• **TASK DIRECTIONS**:
Return a copy of every line in the records that includes the word "semi".

• **GIVEN DATA**:

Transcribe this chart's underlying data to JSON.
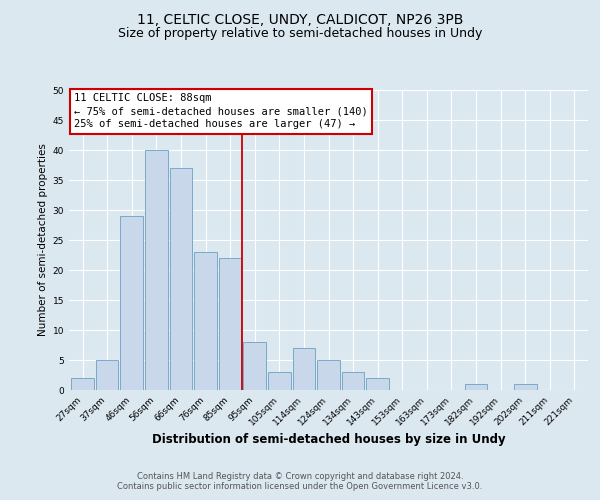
{
  "title": "11, CELTIC CLOSE, UNDY, CALDICOT, NP26 3PB",
  "subtitle": "Size of property relative to semi-detached houses in Undy",
  "xlabel": "Distribution of semi-detached houses by size in Undy",
  "ylabel": "Number of semi-detached properties",
  "bar_labels": [
    "27sqm",
    "37sqm",
    "46sqm",
    "56sqm",
    "66sqm",
    "76sqm",
    "85sqm",
    "95sqm",
    "105sqm",
    "114sqm",
    "124sqm",
    "134sqm",
    "143sqm",
    "153sqm",
    "163sqm",
    "173sqm",
    "182sqm",
    "192sqm",
    "202sqm",
    "211sqm",
    "221sqm"
  ],
  "bar_values": [
    2,
    5,
    29,
    40,
    37,
    23,
    22,
    8,
    3,
    7,
    5,
    3,
    2,
    0,
    0,
    0,
    1,
    0,
    1,
    0,
    0
  ],
  "bar_color": "#c8d8ea",
  "bar_edge_color": "#7aaac8",
  "vline_color": "#cc0000",
  "annotation_title": "11 CELTIC CLOSE: 88sqm",
  "annotation_line1": "← 75% of semi-detached houses are smaller (140)",
  "annotation_line2": "25% of semi-detached houses are larger (47) →",
  "annotation_box_color": "#ffffff",
  "annotation_edge_color": "#cc0000",
  "ylim": [
    0,
    50
  ],
  "yticks": [
    0,
    5,
    10,
    15,
    20,
    25,
    30,
    35,
    40,
    45,
    50
  ],
  "bg_color": "#dce8f0",
  "plot_bg_color": "#dce8f0",
  "footer1": "Contains HM Land Registry data © Crown copyright and database right 2024.",
  "footer2": "Contains public sector information licensed under the Open Government Licence v3.0.",
  "title_fontsize": 10,
  "subtitle_fontsize": 9,
  "xlabel_fontsize": 8.5,
  "ylabel_fontsize": 7.5,
  "tick_fontsize": 6.5,
  "annotation_fontsize": 7.5,
  "footer_fontsize": 6
}
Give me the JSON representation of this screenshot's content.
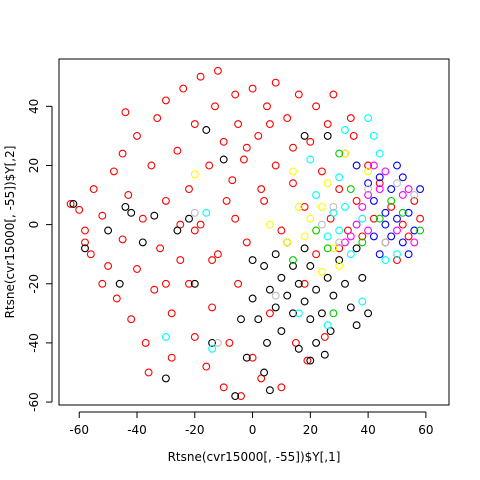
{
  "chart_data": {
    "type": "scatter",
    "title": "",
    "xlabel": "Rtsne(cvr15000[, -55])$Y[,1]",
    "ylabel": "Rtsne(cvr15000[, -55])$Y[,2]",
    "xlim": [
      -67,
      68
    ],
    "ylim": [
      -61,
      56
    ],
    "xticks": [
      -60,
      -40,
      -20,
      0,
      20,
      40,
      60
    ],
    "yticks": [
      -60,
      -40,
      -20,
      0,
      20,
      40
    ],
    "xtick_labels": [
      "-60",
      "-40",
      "-20",
      "0",
      "20",
      "40",
      "60"
    ],
    "ytick_labels": [
      "-60",
      "-40",
      "-20",
      "0",
      "20",
      "40"
    ],
    "grid": false,
    "marker": "open circle",
    "series": [
      {
        "color": "#ff0000",
        "points": [
          [
            -63,
            7
          ],
          [
            -60,
            5
          ],
          [
            -58,
            -2
          ],
          [
            -56,
            -10
          ],
          [
            -55,
            12
          ],
          [
            -52,
            3
          ],
          [
            -50,
            -14
          ],
          [
            -48,
            18
          ],
          [
            -47,
            -25
          ],
          [
            -45,
            -5
          ],
          [
            -45,
            24
          ],
          [
            -43,
            10
          ],
          [
            -42,
            -32
          ],
          [
            -40,
            -15
          ],
          [
            -40,
            30
          ],
          [
            -38,
            2
          ],
          [
            -37,
            -40
          ],
          [
            -35,
            20
          ],
          [
            -34,
            -22
          ],
          [
            -33,
            36
          ],
          [
            -32,
            -8
          ],
          [
            -30,
            42
          ],
          [
            -30,
            8
          ],
          [
            -28,
            -30
          ],
          [
            -28,
            -45
          ],
          [
            -26,
            25
          ],
          [
            -25,
            -12
          ],
          [
            -24,
            46
          ],
          [
            -22,
            -20
          ],
          [
            -22,
            12
          ],
          [
            -20,
            -38
          ],
          [
            -20,
            34
          ],
          [
            -18,
            50
          ],
          [
            -18,
            0
          ],
          [
            -16,
            -48
          ],
          [
            -15,
            20
          ],
          [
            -14,
            -28
          ],
          [
            -13,
            40
          ],
          [
            -12,
            -10
          ],
          [
            -12,
            52
          ],
          [
            -10,
            -55
          ],
          [
            -10,
            28
          ],
          [
            -9,
            8
          ],
          [
            -8,
            -40
          ],
          [
            -7,
            15
          ],
          [
            -6,
            44
          ],
          [
            -5,
            -20
          ],
          [
            -5,
            34
          ],
          [
            -4,
            -58
          ],
          [
            -3,
            22
          ],
          [
            -2,
            -6
          ],
          [
            0,
            46
          ],
          [
            0,
            -45
          ],
          [
            2,
            30
          ],
          [
            3,
            12
          ],
          [
            3,
            -52
          ],
          [
            5,
            40
          ],
          [
            6,
            -30
          ],
          [
            8,
            20
          ],
          [
            8,
            48
          ],
          [
            10,
            -2
          ],
          [
            10,
            -55
          ],
          [
            12,
            36
          ],
          [
            14,
            14
          ],
          [
            15,
            -40
          ],
          [
            16,
            44
          ],
          [
            18,
            6
          ],
          [
            19,
            -46
          ],
          [
            20,
            28
          ],
          [
            22,
            40
          ],
          [
            22,
            -10
          ],
          [
            24,
            18
          ],
          [
            25,
            -38
          ],
          [
            26,
            34
          ],
          [
            27,
            2
          ],
          [
            28,
            44
          ],
          [
            30,
            12
          ],
          [
            30,
            -8
          ],
          [
            32,
            24
          ],
          [
            33,
            -2
          ],
          [
            34,
            36
          ],
          [
            36,
            8
          ],
          [
            38,
            -4
          ],
          [
            40,
            20
          ],
          [
            42,
            2
          ],
          [
            44,
            14
          ],
          [
            46,
            -6
          ],
          [
            48,
            6
          ],
          [
            50,
            -12
          ],
          [
            52,
            0
          ],
          [
            54,
            -4
          ],
          [
            56,
            8
          ],
          [
            58,
            2
          ],
          [
            35,
            30
          ],
          [
            18,
            -20
          ],
          [
            -52,
            -20
          ],
          [
            -58,
            -6
          ],
          [
            -36,
            -50
          ],
          [
            -25,
            0
          ],
          [
            -44,
            38
          ],
          [
            -20,
            -2
          ],
          [
            -14,
            -12
          ],
          [
            -30,
            -20
          ],
          [
            -6,
            2
          ],
          [
            4,
            8
          ],
          [
            -2,
            26
          ],
          [
            14,
            26
          ],
          [
            6,
            34
          ]
        ]
      },
      {
        "color": "#000000",
        "points": [
          [
            -62,
            7
          ],
          [
            -58,
            -8
          ],
          [
            -50,
            -2
          ],
          [
            -46,
            -20
          ],
          [
            -42,
            4
          ],
          [
            -38,
            -6
          ],
          [
            -34,
            3
          ],
          [
            -30,
            -52
          ],
          [
            -26,
            -2
          ],
          [
            -22,
            2
          ],
          [
            -20,
            -20
          ],
          [
            -16,
            32
          ],
          [
            -14,
            -40
          ],
          [
            -10,
            22
          ],
          [
            -6,
            -58
          ],
          [
            -2,
            -45
          ],
          [
            0,
            -12
          ],
          [
            0,
            -25
          ],
          [
            2,
            -32
          ],
          [
            4,
            -14
          ],
          [
            5,
            -40
          ],
          [
            6,
            -22
          ],
          [
            8,
            -10
          ],
          [
            8,
            -28
          ],
          [
            10,
            -18
          ],
          [
            10,
            -36
          ],
          [
            12,
            -6
          ],
          [
            12,
            -24
          ],
          [
            14,
            -14
          ],
          [
            14,
            -30
          ],
          [
            16,
            -20
          ],
          [
            18,
            -8
          ],
          [
            18,
            -26
          ],
          [
            20,
            -14
          ],
          [
            20,
            -32
          ],
          [
            22,
            -22
          ],
          [
            22,
            -40
          ],
          [
            24,
            -30
          ],
          [
            25,
            -44
          ],
          [
            26,
            -18
          ],
          [
            27,
            -36
          ],
          [
            28,
            -24
          ],
          [
            30,
            -12
          ],
          [
            32,
            -20
          ],
          [
            34,
            -28
          ],
          [
            36,
            -34
          ],
          [
            38,
            -18
          ],
          [
            40,
            -30
          ],
          [
            36,
            -8
          ],
          [
            26,
            30
          ],
          [
            18,
            30
          ],
          [
            4,
            -50
          ],
          [
            6,
            -56
          ],
          [
            -4,
            -32
          ],
          [
            16,
            -42
          ],
          [
            20,
            -46
          ],
          [
            -44,
            6
          ]
        ]
      },
      {
        "color": "#ffff00",
        "points": [
          [
            -20,
            17
          ],
          [
            14,
            18
          ],
          [
            16,
            6
          ],
          [
            18,
            -4
          ],
          [
            20,
            2
          ],
          [
            22,
            -2
          ],
          [
            24,
            6
          ],
          [
            26,
            14
          ],
          [
            28,
            -8
          ],
          [
            30,
            -14
          ],
          [
            12,
            -6
          ],
          [
            32,
            24
          ],
          [
            36,
            20
          ],
          [
            40,
            18
          ],
          [
            24,
            -16
          ],
          [
            6,
            0
          ]
        ]
      },
      {
        "color": "#00ffff",
        "points": [
          [
            -16,
            4
          ],
          [
            20,
            22
          ],
          [
            22,
            10
          ],
          [
            26,
            -4
          ],
          [
            28,
            4
          ],
          [
            30,
            -2
          ],
          [
            32,
            6
          ],
          [
            34,
            -10
          ],
          [
            36,
            0
          ],
          [
            38,
            2
          ],
          [
            40,
            36
          ],
          [
            42,
            30
          ],
          [
            44,
            24
          ],
          [
            46,
            -12
          ],
          [
            50,
            -10
          ],
          [
            -30,
            -38
          ],
          [
            26,
            -34
          ],
          [
            16,
            -30
          ],
          [
            38,
            -26
          ],
          [
            -14,
            -42
          ],
          [
            32,
            32
          ],
          [
            30,
            16
          ]
        ]
      },
      {
        "color": "#0000ff",
        "points": [
          [
            36,
            20
          ],
          [
            40,
            14
          ],
          [
            42,
            8
          ],
          [
            44,
            16
          ],
          [
            46,
            4
          ],
          [
            48,
            12
          ],
          [
            48,
            -4
          ],
          [
            50,
            20
          ],
          [
            50,
            2
          ],
          [
            52,
            -6
          ],
          [
            52,
            16
          ],
          [
            54,
            4
          ],
          [
            54,
            -10
          ],
          [
            56,
            -2
          ],
          [
            58,
            12
          ],
          [
            42,
            -4
          ],
          [
            44,
            -10
          ],
          [
            46,
            0
          ]
        ]
      },
      {
        "color": "#ff00ff",
        "points": [
          [
            32,
            -6
          ],
          [
            34,
            -4
          ],
          [
            36,
            0
          ],
          [
            38,
            6
          ],
          [
            40,
            -2
          ],
          [
            44,
            12
          ],
          [
            46,
            18
          ],
          [
            50,
            -2
          ],
          [
            52,
            10
          ],
          [
            54,
            12
          ],
          [
            56,
            -6
          ],
          [
            40,
            10
          ],
          [
            42,
            20
          ]
        ]
      },
      {
        "color": "#00cd00",
        "points": [
          [
            22,
            -2
          ],
          [
            26,
            -8
          ],
          [
            30,
            24
          ],
          [
            34,
            12
          ],
          [
            38,
            -6
          ],
          [
            44,
            2
          ],
          [
            48,
            8
          ],
          [
            52,
            4
          ],
          [
            58,
            -2
          ],
          [
            28,
            -30
          ],
          [
            14,
            -12
          ]
        ]
      },
      {
        "color": "#bebebe",
        "points": [
          [
            24,
            0
          ],
          [
            28,
            6
          ],
          [
            30,
            -6
          ],
          [
            40,
            12
          ],
          [
            46,
            -6
          ],
          [
            50,
            14
          ],
          [
            -20,
            4
          ],
          [
            -12,
            -40
          ],
          [
            56,
            10
          ],
          [
            8,
            -24
          ]
        ]
      }
    ]
  }
}
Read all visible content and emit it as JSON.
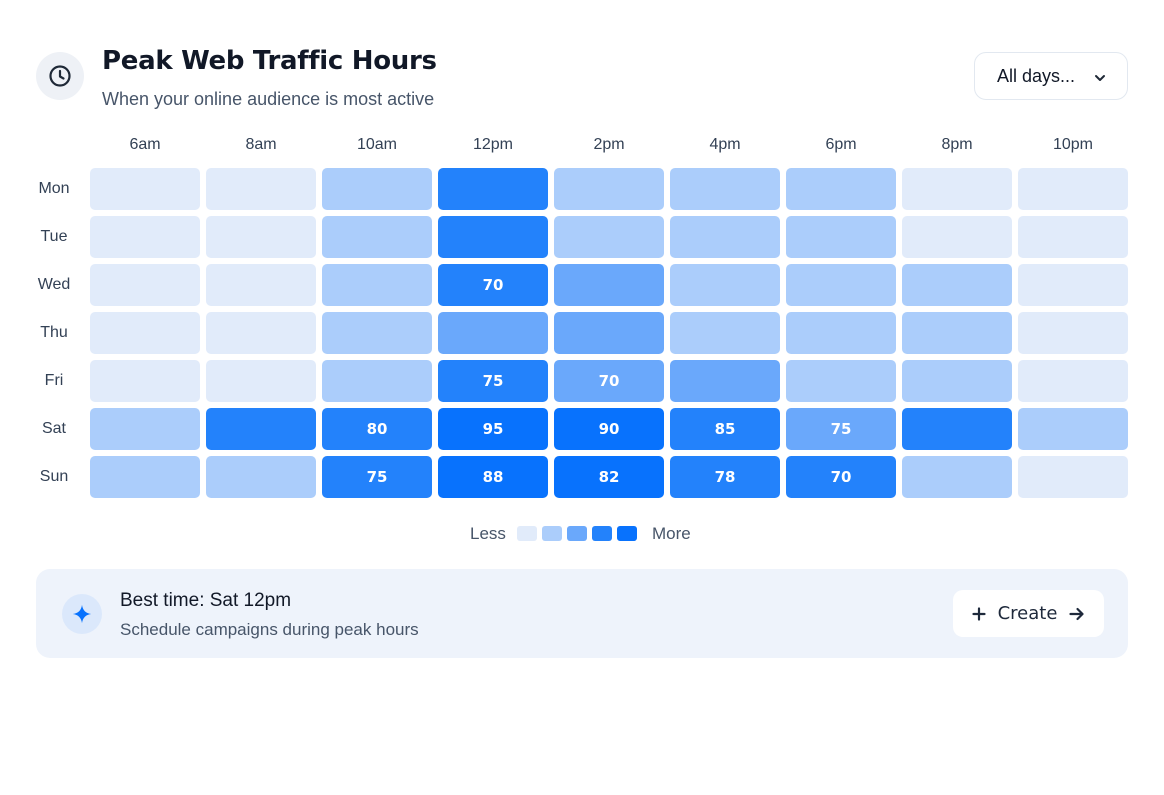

• **RESPONSE TO THE TASK**:
  "subtitle": "Size of property relative to semi-detached houses in Undy",
  "xlabel": "Distribution of semi-detached houses by size in Undy",
  "ylabel": "Number of semi-detached properties",
  "annotation_line1": "← 75% of semi-detached houses are smaller (140)",
  "annotation_line2": "25% of semi-detached houses are larger (47) →",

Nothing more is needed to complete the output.